> _Exercise task_:
Copy out each line of the material in which the word "image" appears.

> _Input rows_:
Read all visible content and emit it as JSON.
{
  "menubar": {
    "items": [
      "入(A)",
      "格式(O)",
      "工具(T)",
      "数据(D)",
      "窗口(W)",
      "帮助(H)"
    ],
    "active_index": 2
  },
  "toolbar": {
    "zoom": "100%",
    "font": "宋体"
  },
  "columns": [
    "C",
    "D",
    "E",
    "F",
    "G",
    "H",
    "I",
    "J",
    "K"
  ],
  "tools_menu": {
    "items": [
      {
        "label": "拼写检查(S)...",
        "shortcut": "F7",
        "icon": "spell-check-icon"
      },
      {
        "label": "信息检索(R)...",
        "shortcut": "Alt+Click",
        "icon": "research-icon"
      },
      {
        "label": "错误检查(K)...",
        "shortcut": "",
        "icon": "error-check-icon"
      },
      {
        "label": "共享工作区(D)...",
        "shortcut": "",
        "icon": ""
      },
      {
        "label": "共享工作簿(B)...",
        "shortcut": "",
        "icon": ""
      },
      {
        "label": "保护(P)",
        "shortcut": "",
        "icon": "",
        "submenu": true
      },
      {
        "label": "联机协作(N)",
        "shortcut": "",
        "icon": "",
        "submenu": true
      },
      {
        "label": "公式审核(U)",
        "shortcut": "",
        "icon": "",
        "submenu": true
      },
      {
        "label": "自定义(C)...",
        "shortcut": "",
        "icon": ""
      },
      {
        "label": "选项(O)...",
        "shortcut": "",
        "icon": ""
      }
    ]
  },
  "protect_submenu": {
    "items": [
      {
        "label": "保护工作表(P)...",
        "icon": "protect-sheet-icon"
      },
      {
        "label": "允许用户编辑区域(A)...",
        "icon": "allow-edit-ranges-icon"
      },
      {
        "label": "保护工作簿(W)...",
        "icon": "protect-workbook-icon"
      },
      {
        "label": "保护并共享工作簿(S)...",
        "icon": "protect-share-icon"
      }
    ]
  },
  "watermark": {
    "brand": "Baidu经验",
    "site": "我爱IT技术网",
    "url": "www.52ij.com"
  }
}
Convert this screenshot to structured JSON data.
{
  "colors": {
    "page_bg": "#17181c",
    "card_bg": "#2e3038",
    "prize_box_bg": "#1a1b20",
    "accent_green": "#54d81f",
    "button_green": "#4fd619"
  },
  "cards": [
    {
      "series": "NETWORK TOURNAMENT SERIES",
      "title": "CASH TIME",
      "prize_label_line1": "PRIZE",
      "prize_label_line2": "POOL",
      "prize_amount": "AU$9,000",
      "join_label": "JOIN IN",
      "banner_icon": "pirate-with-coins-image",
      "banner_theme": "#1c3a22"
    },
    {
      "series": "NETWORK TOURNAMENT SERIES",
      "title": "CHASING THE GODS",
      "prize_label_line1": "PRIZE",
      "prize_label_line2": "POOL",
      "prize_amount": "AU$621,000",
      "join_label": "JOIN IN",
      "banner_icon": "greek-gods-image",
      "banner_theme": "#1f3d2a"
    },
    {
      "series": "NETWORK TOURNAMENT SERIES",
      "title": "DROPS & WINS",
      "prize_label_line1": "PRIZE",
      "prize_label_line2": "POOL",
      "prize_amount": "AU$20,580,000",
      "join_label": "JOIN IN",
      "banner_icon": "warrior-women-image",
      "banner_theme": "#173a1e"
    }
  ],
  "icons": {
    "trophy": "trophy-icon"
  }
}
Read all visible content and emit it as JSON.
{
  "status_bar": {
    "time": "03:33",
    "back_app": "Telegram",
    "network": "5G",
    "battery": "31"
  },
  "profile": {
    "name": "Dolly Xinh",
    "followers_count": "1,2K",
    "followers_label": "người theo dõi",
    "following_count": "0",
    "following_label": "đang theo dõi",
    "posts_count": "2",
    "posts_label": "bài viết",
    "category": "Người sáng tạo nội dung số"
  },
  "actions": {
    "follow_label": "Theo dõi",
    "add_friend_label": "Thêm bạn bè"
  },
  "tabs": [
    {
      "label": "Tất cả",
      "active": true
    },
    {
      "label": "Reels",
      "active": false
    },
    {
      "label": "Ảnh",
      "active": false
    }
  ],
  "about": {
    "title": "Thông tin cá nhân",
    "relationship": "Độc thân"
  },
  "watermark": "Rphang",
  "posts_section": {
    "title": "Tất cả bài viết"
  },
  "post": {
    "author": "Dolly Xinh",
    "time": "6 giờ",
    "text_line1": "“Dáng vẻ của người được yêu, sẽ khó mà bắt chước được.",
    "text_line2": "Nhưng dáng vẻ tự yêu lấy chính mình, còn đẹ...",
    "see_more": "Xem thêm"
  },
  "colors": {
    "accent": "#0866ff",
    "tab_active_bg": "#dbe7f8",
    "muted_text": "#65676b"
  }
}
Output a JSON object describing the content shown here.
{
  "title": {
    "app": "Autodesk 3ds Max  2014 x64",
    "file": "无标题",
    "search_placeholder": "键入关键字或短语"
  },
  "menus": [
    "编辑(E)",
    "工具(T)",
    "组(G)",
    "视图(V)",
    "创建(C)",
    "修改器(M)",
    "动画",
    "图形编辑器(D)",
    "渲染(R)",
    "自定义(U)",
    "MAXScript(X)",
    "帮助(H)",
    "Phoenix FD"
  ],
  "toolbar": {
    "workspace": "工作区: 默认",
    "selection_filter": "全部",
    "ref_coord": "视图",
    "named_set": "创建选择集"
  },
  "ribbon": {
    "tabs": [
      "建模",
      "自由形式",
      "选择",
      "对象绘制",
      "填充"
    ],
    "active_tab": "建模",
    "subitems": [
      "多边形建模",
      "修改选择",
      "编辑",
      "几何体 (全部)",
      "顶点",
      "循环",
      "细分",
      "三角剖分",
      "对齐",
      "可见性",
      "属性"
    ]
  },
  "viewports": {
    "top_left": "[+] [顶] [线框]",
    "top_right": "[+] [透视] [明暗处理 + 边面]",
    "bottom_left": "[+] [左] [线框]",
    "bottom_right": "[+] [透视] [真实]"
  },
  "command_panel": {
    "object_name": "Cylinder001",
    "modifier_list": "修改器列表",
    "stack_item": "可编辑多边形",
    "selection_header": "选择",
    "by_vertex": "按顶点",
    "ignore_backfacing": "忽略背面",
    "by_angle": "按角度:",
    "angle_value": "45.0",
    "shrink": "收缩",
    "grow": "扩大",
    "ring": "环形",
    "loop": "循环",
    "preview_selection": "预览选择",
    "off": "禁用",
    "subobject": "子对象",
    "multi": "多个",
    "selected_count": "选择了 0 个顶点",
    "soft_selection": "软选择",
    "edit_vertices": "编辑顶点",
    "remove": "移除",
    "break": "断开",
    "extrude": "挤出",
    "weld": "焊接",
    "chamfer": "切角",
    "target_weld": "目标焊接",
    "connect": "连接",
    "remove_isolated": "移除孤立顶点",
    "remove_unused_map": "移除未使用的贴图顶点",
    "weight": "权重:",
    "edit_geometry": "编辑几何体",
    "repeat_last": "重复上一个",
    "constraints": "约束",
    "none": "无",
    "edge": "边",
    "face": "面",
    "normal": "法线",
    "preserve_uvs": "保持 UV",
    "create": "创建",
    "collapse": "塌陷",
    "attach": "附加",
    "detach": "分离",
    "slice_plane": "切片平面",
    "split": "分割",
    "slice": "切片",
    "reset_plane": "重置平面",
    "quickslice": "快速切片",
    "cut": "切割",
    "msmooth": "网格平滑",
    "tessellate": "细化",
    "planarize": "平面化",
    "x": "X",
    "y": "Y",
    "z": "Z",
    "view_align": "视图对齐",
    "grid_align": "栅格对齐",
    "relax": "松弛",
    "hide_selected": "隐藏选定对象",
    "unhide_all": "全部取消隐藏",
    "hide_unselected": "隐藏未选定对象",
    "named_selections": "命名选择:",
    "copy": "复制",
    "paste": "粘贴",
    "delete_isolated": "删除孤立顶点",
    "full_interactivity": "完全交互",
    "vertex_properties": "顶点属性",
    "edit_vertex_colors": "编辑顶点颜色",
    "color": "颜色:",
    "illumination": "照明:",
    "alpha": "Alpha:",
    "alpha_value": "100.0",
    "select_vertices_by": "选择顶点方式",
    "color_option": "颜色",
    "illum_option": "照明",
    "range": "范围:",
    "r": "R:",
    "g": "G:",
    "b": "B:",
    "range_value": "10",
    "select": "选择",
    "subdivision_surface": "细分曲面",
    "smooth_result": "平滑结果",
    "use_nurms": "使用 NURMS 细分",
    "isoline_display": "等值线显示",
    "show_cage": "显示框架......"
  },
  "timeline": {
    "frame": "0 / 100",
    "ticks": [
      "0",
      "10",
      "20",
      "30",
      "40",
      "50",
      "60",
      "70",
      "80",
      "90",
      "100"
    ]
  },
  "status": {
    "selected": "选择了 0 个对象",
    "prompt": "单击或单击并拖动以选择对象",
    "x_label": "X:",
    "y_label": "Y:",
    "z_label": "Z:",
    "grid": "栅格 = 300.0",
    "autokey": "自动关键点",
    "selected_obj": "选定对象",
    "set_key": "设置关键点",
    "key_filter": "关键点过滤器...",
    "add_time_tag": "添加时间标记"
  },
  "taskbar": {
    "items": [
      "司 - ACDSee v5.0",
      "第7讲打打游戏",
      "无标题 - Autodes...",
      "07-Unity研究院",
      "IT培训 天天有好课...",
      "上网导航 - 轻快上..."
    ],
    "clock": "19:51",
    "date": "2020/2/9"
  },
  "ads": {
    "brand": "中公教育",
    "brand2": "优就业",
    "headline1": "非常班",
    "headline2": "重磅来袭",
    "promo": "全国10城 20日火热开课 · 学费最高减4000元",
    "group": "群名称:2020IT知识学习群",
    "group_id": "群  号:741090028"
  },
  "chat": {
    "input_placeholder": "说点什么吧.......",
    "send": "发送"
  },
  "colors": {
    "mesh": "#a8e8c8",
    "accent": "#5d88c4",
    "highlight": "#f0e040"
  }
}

> _Final result_:
      "banner_icon": "pirate-with-coins-image",
      "banner_icon": "greek-gods-image",
      "banner_icon": "warrior-women-image",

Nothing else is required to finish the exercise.